start RECORDS FOR THE TASK

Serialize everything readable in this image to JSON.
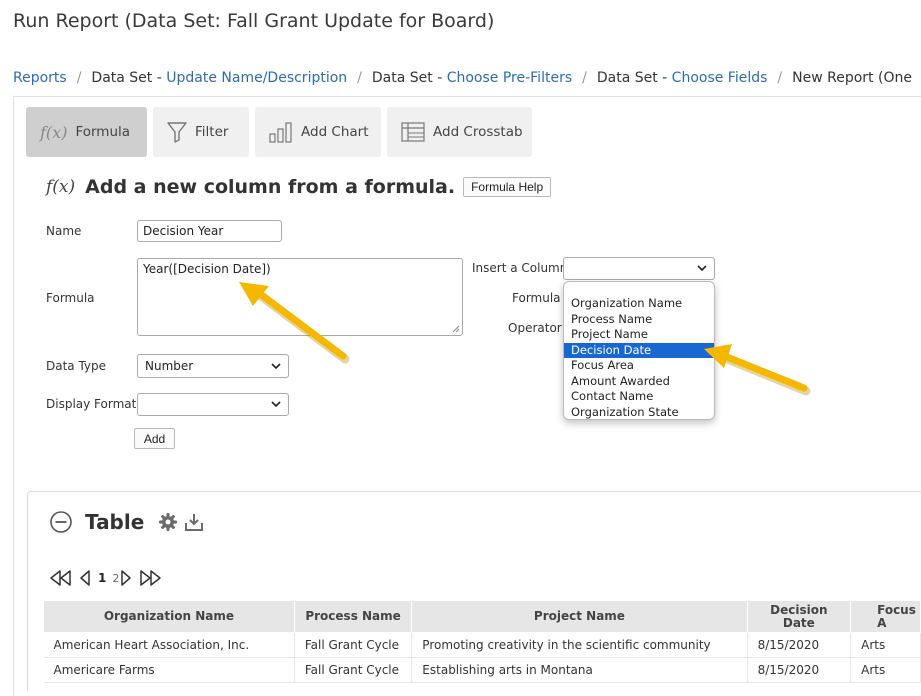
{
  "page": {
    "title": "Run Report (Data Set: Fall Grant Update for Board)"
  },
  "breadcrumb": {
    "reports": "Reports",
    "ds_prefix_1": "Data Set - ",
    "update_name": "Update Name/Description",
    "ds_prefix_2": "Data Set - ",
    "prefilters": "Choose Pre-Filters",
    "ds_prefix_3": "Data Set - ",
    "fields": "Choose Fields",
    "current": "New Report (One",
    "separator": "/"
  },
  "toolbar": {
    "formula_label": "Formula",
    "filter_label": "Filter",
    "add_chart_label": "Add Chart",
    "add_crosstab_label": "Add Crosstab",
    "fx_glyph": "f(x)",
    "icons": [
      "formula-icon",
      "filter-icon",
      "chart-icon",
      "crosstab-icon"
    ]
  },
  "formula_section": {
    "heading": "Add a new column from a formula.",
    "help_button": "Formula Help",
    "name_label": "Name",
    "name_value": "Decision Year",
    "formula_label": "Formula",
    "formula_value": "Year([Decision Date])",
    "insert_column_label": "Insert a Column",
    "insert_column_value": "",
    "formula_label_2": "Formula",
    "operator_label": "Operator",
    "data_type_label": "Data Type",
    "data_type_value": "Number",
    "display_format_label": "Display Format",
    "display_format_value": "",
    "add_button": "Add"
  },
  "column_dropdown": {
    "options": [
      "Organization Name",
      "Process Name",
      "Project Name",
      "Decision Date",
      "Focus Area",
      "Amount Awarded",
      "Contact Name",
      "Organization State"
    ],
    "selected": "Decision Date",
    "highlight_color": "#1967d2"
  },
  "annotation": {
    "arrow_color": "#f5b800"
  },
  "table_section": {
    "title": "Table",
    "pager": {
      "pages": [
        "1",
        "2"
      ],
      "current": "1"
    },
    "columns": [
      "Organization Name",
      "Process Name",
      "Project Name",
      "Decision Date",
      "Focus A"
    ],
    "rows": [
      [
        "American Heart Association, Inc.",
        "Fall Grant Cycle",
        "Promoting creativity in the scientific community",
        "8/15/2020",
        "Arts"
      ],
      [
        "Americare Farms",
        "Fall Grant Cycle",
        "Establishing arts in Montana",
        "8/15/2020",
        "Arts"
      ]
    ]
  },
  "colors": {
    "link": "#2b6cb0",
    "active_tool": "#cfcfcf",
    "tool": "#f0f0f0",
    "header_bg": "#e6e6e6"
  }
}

end RECORDS FOR THE TASK
start RECORDS FOR THE TASK

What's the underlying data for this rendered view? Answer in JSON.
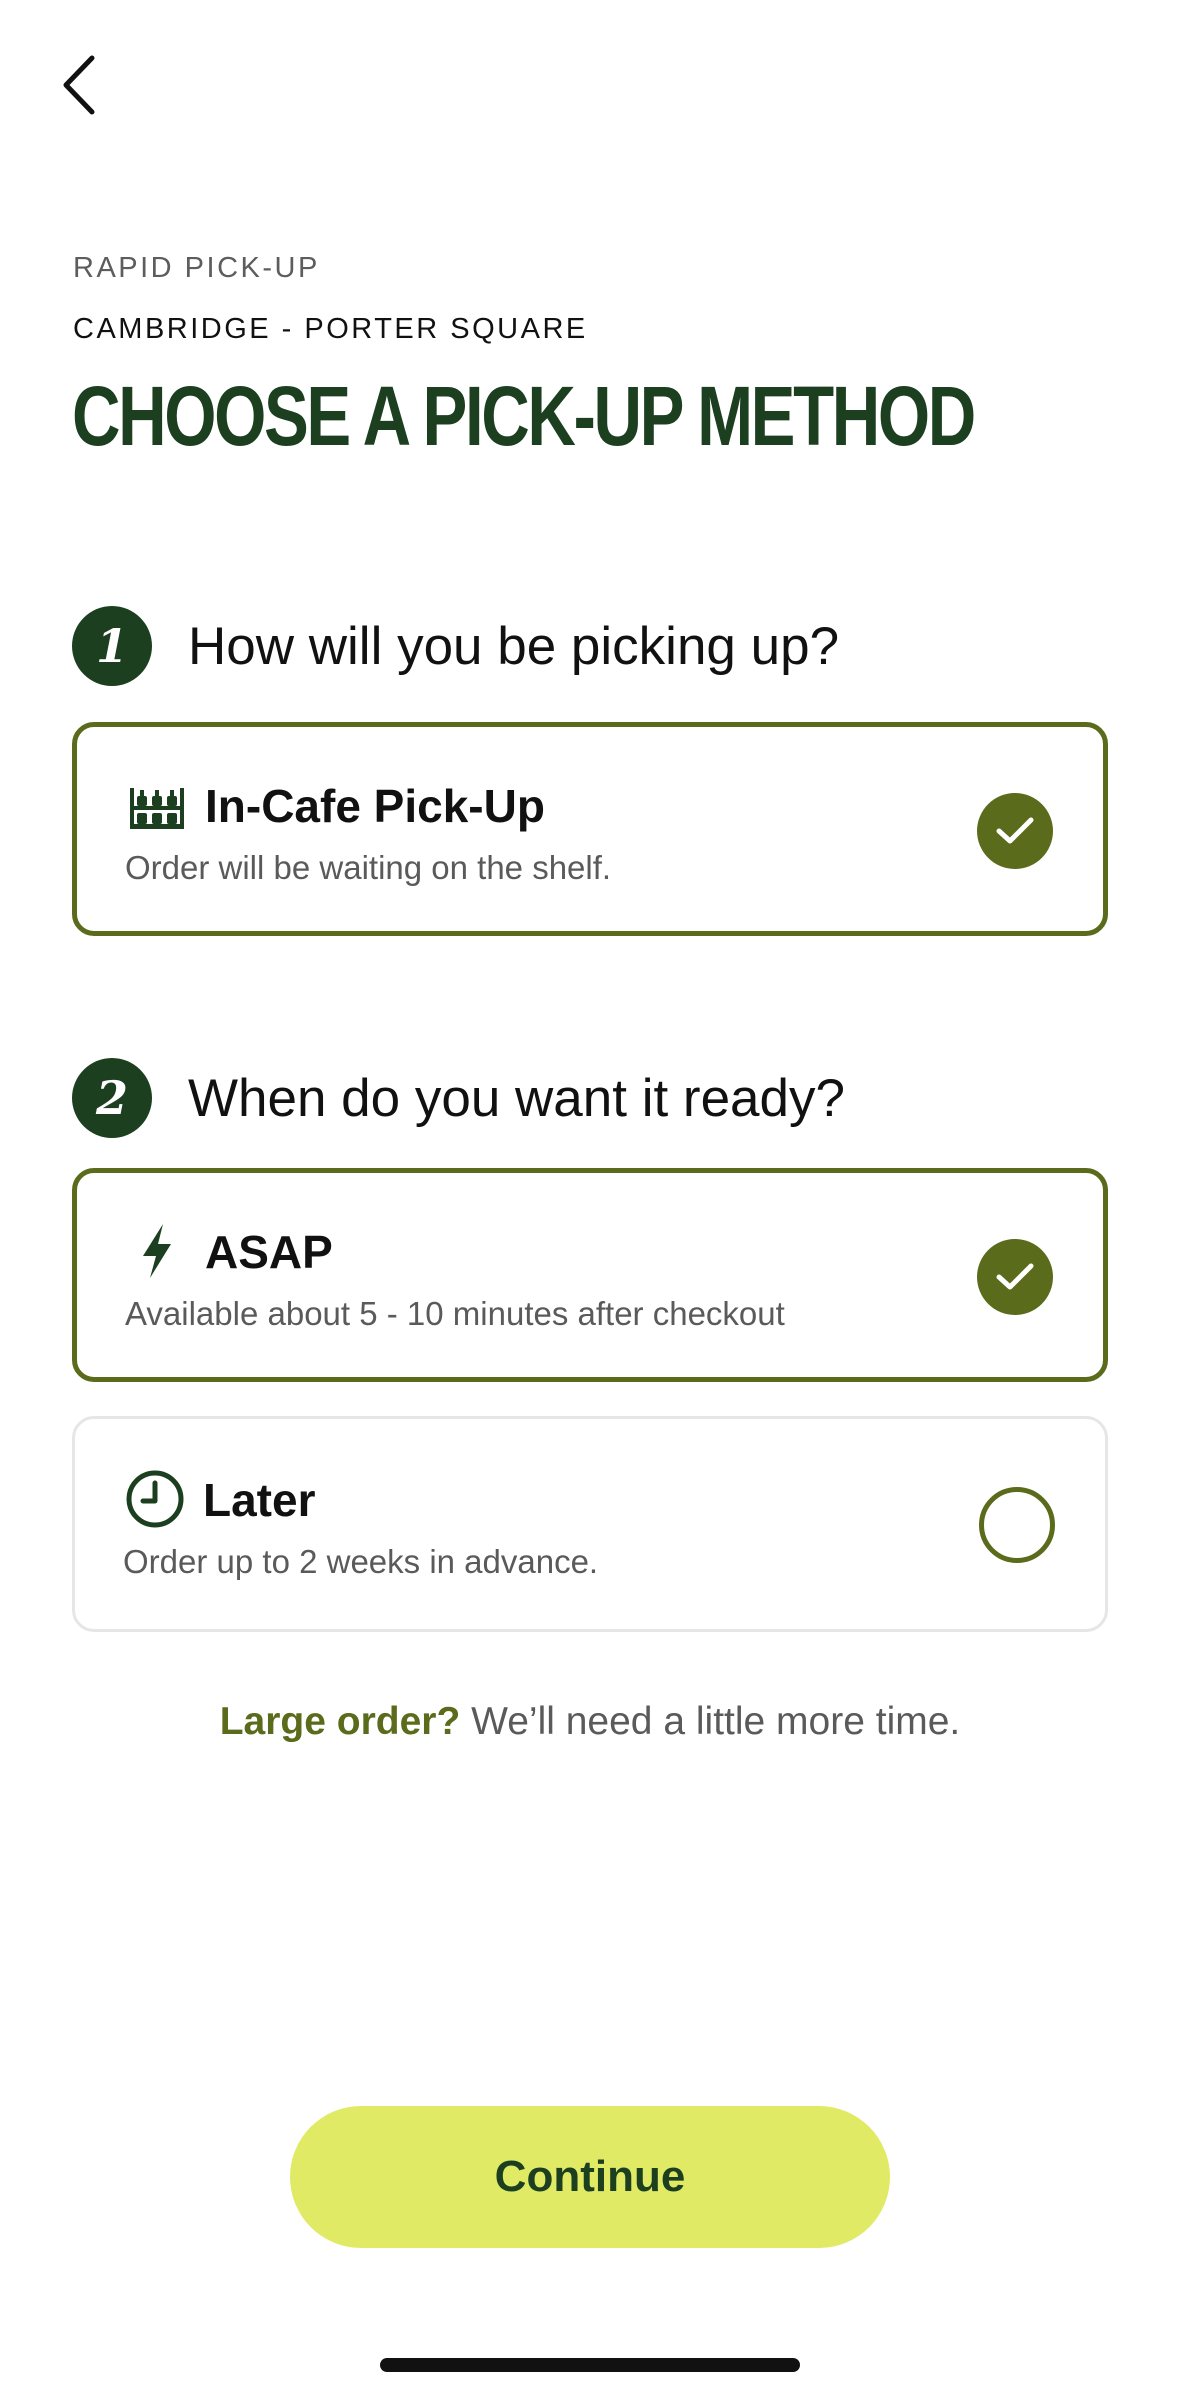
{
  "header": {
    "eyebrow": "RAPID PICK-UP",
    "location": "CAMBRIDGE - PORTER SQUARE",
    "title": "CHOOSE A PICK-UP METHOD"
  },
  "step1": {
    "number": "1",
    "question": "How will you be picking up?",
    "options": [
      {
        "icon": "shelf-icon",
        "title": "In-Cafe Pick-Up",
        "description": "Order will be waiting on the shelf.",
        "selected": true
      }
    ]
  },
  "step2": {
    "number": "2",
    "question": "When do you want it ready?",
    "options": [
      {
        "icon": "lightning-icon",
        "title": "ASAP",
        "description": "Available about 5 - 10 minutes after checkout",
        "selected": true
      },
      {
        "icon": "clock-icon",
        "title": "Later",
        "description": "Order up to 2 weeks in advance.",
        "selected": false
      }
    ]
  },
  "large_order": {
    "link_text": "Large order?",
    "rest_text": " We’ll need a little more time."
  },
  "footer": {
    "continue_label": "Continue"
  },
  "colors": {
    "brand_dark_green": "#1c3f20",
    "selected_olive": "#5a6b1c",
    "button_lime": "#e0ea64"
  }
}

end RECORDS FOR THE TASK

**WHAT TO PRODUCE**
In the data above, how many lines contain the string "shelf"? Answer with the number only.

**COMPLETE ANSWER**
2